- THE TASK -
Return all the entries exactly, keeping pictures out.

__________________________________________________

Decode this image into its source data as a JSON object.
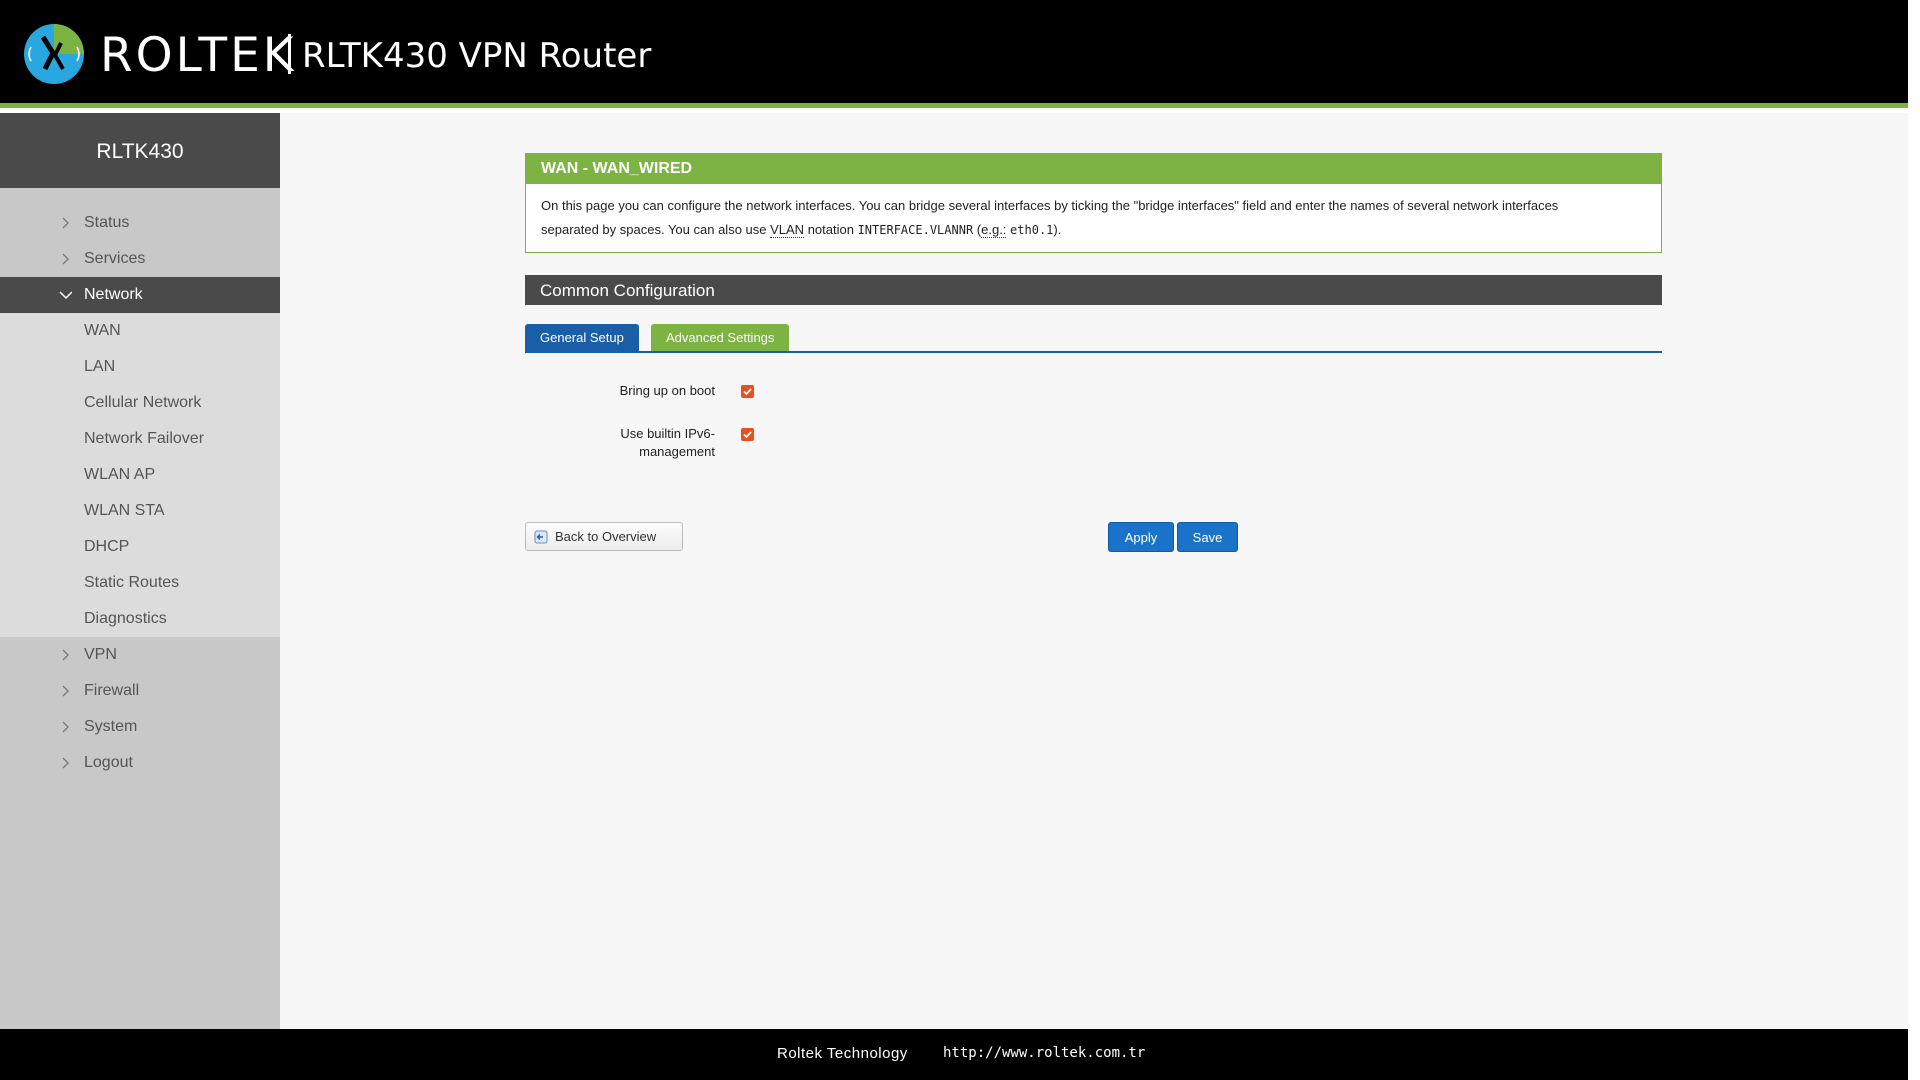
{
  "header": {
    "brand": "ROLTEK",
    "product": "RLTK430 VPN Router"
  },
  "sidebar": {
    "device": "RLTK430",
    "items": [
      {
        "label": "Status"
      },
      {
        "label": "Services"
      },
      {
        "label": "Network",
        "expanded": true
      },
      {
        "label": "VPN"
      },
      {
        "label": "Firewall"
      },
      {
        "label": "System"
      },
      {
        "label": "Logout"
      }
    ],
    "network_sub": [
      "WAN",
      "LAN",
      "Cellular Network",
      "Network Failover",
      "WLAN AP",
      "WLAN STA",
      "DHCP",
      "Static Routes",
      "Diagnostics"
    ]
  },
  "panel": {
    "title": "WAN - WAN_WIRED",
    "line1": "On this page you can configure the network interfaces. You can bridge several interfaces by ticking the \"bridge interfaces\" field and enter the names of several network interfaces",
    "line2_a": "separated by spaces. You can also use ",
    "line2_vlan": "VLAN",
    "line2_b": " notation ",
    "line2_code": "INTERFACE.VLANNR",
    "line2_c": " (",
    "line2_eg": "e.g.:",
    "line2_d": " ",
    "line2_example": "eth0.1",
    "line2_e": ")."
  },
  "section": {
    "title": "Common Configuration"
  },
  "tabs": {
    "general": "General Setup",
    "advanced": "Advanced Settings"
  },
  "form": {
    "boot_label": "Bring up on boot",
    "boot_checked": true,
    "ipv6_label_1": "Use builtin IPv6-",
    "ipv6_label_2": "management",
    "ipv6_checked": true
  },
  "buttons": {
    "back": "Back to Overview",
    "apply": "Apply",
    "save": "Save"
  },
  "footer": {
    "company": "Roltek Technology",
    "url": "http://www.roltek.com.tr"
  },
  "colors": {
    "accent_green": "#7cb342",
    "dark_bar": "#4a4a4a",
    "blue": "#1a5ea8",
    "checkbox": "#e8501e"
  }
}
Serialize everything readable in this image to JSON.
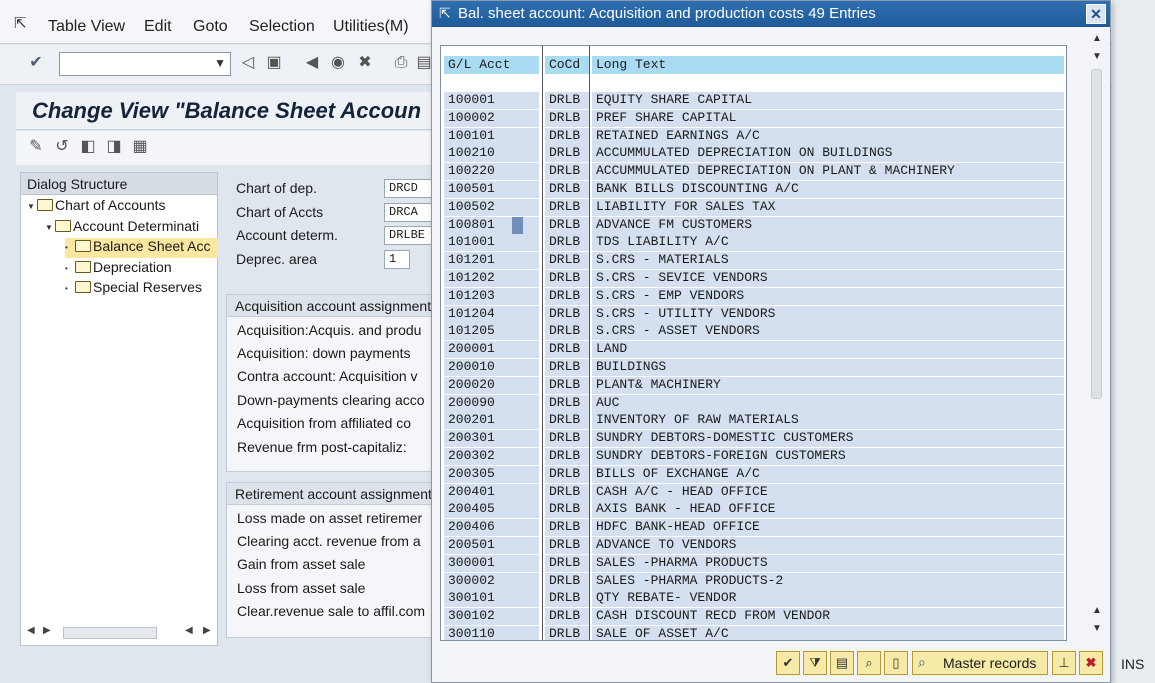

__________________________________________________

- ANSWER TO THE TASK -
Decode this image into its source data as a JSON object.
{
  "header": {
    "brand": "ROLTEK",
    "product": "RLTK430 VPN Router"
  },
  "sidebar": {
    "device": "RLTK430",
    "items": [
      {
        "label": "Status"
      },
      {
        "label": "Services"
      },
      {
        "label": "Network",
        "expanded": true
      },
      {
        "label": "VPN"
      },
      {
        "label": "Firewall"
      },
      {
        "label": "System"
      },
      {
        "label": "Logout"
      }
    ],
    "network_sub": [
      "WAN",
      "LAN",
      "Cellular Network",
      "Network Failover",
      "WLAN AP",
      "WLAN STA",
      "DHCP",
      "Static Routes",
      "Diagnostics"
    ]
  },
  "panel": {
    "title": "WAN - WAN_WIRED",
    "line1": "On this page you can configure the network interfaces. You can bridge several interfaces by ticking the \"bridge interfaces\" field and enter the names of several network interfaces",
    "line2_a": "separated by spaces. You can also use ",
    "line2_vlan": "VLAN",
    "line2_b": " notation ",
    "line2_code": "INTERFACE.VLANNR",
    "line2_c": " (",
    "line2_eg": "e.g.:",
    "line2_d": " ",
    "line2_example": "eth0.1",
    "line2_e": ")."
  },
  "section": {
    "title": "Common Configuration"
  },
  "tabs": {
    "general": "General Setup",
    "advanced": "Advanced Settings"
  },
  "form": {
    "boot_label": "Bring up on boot",
    "boot_checked": true,
    "ipv6_label_1": "Use builtin IPv6-",
    "ipv6_label_2": "management",
    "ipv6_checked": true
  },
  "buttons": {
    "back": "Back to Overview",
    "apply": "Apply",
    "save": "Save"
  },
  "footer": {
    "company": "Roltek Technology",
    "url": "http://www.roltek.com.tr"
  },
  "colors": {
    "accent_green": "#7cb342",
    "dark_bar": "#4a4a4a",
    "blue": "#1a5ea8",
    "checkbox": "#e8501e"
  }
}
Serialize everything readable in this image to JSON.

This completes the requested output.